Records that describe figures
-=-=-

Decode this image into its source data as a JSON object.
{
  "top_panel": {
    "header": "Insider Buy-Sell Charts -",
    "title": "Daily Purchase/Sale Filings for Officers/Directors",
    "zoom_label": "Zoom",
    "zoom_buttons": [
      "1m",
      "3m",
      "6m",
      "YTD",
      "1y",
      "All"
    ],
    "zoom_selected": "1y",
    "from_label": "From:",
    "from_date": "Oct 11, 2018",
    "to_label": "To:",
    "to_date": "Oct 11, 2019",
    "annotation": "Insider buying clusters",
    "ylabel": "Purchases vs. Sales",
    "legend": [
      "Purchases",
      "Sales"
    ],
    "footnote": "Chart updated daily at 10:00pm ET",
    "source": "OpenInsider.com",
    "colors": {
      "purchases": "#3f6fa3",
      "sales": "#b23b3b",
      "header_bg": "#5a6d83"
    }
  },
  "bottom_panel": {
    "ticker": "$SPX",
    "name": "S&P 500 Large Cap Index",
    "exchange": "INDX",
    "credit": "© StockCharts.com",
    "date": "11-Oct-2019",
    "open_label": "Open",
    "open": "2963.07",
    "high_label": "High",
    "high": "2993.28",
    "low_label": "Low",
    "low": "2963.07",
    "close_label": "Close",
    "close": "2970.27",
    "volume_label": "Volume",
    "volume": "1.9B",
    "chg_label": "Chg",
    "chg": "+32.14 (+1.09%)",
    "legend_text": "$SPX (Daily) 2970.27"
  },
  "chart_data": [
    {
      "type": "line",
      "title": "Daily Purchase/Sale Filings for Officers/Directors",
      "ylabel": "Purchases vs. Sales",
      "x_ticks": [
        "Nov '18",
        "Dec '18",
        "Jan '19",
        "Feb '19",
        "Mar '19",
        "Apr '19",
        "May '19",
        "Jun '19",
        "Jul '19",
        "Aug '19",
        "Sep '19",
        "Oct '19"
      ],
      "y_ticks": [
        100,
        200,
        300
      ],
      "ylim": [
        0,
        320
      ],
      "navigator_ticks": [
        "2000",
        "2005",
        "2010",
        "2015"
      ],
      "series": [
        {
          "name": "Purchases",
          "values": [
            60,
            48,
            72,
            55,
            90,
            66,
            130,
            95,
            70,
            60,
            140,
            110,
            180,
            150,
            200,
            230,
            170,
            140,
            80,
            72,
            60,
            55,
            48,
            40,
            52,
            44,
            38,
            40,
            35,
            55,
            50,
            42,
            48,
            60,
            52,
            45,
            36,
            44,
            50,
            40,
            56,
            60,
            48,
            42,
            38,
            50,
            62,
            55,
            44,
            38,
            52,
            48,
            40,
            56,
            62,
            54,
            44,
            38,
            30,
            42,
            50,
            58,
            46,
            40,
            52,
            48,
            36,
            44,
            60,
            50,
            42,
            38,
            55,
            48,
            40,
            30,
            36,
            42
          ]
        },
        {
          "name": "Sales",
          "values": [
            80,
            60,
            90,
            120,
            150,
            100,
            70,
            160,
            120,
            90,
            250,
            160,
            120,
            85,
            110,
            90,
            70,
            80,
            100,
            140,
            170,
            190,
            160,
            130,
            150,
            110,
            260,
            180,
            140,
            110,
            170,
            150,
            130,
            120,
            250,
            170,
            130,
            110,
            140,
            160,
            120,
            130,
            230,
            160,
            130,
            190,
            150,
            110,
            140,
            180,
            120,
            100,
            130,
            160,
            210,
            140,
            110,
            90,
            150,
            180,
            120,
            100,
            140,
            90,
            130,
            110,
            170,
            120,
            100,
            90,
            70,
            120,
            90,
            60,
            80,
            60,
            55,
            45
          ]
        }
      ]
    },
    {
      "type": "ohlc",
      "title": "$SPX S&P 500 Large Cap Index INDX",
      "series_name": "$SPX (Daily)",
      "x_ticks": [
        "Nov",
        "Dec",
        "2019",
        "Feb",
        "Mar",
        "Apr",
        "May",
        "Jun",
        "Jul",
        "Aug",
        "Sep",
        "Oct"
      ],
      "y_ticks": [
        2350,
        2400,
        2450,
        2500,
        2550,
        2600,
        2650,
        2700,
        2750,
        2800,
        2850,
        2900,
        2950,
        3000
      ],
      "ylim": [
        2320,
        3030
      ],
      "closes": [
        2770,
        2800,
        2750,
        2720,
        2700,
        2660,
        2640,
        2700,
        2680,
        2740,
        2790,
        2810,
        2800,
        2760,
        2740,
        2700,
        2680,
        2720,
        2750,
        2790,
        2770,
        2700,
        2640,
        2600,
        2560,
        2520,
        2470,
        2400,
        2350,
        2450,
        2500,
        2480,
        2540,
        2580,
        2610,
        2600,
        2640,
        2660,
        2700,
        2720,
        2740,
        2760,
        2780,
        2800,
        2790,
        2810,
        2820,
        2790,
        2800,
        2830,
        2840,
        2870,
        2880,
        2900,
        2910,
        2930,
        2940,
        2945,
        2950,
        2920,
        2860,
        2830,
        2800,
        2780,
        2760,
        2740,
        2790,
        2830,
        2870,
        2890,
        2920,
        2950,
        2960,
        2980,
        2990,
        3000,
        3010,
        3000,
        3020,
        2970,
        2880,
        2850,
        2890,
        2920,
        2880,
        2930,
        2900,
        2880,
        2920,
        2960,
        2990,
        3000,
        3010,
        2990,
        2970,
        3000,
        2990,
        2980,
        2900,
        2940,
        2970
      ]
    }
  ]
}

-=-=-

**Directions for this task**: Pull out each line holding the string "Index".

**Finished task**:
    "name": "S&P 500 Large Cap Index",
      "title": "$SPX S&P 500 Large Cap Index INDX",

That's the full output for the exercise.